» **TASK REQUIREMENTS**: Look through the records and report how many lines include the word "typische", with no other words.

» **DATASET RECORDS**:
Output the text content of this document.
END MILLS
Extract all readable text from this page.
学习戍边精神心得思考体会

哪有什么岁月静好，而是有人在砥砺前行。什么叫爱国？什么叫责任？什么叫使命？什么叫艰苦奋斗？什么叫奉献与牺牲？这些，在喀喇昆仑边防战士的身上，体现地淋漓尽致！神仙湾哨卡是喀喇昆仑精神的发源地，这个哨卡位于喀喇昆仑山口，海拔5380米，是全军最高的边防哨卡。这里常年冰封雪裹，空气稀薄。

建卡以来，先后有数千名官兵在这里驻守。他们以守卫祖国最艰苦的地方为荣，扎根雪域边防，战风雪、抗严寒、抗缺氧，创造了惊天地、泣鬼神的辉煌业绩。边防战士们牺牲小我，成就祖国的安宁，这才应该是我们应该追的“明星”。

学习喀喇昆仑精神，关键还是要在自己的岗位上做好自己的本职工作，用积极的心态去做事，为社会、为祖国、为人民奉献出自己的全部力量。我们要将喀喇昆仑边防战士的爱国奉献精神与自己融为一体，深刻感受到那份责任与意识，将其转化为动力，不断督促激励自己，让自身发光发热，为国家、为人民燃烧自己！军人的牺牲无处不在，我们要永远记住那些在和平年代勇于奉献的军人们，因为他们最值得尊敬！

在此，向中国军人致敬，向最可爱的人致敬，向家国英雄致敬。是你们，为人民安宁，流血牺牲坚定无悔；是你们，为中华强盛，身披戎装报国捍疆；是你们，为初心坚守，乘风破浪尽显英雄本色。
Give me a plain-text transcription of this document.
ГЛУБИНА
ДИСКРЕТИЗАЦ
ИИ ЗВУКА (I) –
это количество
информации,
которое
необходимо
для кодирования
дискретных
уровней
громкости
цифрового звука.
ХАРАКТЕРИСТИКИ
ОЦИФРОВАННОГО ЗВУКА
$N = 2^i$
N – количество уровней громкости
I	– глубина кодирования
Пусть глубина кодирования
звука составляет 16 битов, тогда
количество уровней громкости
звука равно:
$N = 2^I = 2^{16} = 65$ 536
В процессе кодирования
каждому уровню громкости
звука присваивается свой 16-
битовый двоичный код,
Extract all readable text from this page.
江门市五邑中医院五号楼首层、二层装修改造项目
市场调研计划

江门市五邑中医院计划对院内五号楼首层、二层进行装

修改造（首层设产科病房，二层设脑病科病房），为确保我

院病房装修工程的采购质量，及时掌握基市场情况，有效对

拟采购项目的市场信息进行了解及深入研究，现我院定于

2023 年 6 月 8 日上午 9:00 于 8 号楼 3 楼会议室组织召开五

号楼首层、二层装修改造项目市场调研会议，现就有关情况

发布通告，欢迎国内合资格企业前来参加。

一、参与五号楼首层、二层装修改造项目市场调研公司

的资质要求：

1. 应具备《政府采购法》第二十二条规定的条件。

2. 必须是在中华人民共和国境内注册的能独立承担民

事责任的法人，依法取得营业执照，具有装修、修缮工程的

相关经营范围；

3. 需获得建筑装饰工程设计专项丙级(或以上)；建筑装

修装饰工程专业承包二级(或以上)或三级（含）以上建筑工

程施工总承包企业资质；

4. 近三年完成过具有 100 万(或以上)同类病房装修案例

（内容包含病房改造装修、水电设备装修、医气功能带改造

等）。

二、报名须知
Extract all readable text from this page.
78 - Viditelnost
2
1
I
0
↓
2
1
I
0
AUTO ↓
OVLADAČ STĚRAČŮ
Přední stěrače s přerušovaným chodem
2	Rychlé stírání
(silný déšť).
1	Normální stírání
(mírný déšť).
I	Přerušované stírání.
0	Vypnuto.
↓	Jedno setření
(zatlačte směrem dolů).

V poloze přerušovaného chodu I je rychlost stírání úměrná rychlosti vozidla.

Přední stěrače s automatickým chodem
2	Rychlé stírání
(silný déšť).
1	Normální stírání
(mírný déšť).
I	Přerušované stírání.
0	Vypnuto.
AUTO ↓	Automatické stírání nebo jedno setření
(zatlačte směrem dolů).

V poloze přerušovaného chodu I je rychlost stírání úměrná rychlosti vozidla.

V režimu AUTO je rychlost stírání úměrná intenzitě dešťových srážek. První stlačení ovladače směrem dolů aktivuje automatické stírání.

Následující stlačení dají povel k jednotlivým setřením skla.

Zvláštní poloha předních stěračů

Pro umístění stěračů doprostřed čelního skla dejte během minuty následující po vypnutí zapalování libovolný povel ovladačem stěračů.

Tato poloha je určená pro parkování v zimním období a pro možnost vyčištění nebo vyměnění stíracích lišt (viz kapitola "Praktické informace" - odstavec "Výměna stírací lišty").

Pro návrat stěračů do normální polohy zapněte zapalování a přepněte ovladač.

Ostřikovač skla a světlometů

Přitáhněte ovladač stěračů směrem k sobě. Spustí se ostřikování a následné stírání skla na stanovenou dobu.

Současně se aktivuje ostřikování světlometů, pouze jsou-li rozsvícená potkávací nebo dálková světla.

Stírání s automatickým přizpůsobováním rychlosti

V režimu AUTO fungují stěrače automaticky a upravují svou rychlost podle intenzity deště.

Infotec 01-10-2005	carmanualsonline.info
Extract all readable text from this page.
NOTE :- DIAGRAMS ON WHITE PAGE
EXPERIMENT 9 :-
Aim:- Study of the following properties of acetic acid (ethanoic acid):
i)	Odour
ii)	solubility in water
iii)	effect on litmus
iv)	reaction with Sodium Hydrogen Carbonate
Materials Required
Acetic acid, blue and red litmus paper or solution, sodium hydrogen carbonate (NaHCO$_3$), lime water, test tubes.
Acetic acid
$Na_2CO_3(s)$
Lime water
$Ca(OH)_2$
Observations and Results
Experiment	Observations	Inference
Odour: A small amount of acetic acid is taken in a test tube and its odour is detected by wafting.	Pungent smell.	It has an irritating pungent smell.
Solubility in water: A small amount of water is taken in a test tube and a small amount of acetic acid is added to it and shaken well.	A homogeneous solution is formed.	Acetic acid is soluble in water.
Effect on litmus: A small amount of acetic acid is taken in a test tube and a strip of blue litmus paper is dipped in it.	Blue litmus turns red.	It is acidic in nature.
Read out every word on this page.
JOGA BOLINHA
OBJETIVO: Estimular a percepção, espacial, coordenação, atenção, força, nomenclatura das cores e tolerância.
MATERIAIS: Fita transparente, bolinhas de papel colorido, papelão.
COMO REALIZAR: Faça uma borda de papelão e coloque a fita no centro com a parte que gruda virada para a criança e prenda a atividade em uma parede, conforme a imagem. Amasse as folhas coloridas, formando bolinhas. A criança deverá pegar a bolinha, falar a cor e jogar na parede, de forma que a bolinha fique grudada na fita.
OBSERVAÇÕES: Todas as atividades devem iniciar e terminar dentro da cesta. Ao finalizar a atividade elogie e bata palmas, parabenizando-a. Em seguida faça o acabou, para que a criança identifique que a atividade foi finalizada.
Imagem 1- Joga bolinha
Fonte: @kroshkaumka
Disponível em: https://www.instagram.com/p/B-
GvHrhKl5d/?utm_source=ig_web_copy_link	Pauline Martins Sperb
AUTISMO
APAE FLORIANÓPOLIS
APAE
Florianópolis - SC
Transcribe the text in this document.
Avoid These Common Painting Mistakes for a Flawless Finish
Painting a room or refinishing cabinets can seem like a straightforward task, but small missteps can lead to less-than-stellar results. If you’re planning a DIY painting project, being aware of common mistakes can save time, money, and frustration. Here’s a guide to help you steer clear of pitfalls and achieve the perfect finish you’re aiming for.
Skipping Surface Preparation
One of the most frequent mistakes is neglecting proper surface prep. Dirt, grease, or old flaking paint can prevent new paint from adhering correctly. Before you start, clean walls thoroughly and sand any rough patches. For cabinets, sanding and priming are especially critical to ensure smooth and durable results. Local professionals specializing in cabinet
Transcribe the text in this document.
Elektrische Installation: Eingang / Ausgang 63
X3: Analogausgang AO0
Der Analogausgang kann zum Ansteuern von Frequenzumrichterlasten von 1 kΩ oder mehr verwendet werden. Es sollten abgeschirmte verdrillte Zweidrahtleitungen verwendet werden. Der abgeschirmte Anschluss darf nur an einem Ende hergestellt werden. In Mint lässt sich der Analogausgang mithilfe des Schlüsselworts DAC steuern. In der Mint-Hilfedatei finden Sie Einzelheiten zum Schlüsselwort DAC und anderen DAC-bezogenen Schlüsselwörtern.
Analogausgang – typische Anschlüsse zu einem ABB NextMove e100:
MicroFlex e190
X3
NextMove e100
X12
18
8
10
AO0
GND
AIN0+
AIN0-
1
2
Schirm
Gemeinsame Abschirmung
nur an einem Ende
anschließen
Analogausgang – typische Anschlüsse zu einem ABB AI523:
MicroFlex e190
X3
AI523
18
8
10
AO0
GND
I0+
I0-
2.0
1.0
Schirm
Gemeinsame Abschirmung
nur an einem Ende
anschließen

» **COMPLETED TASK**: 2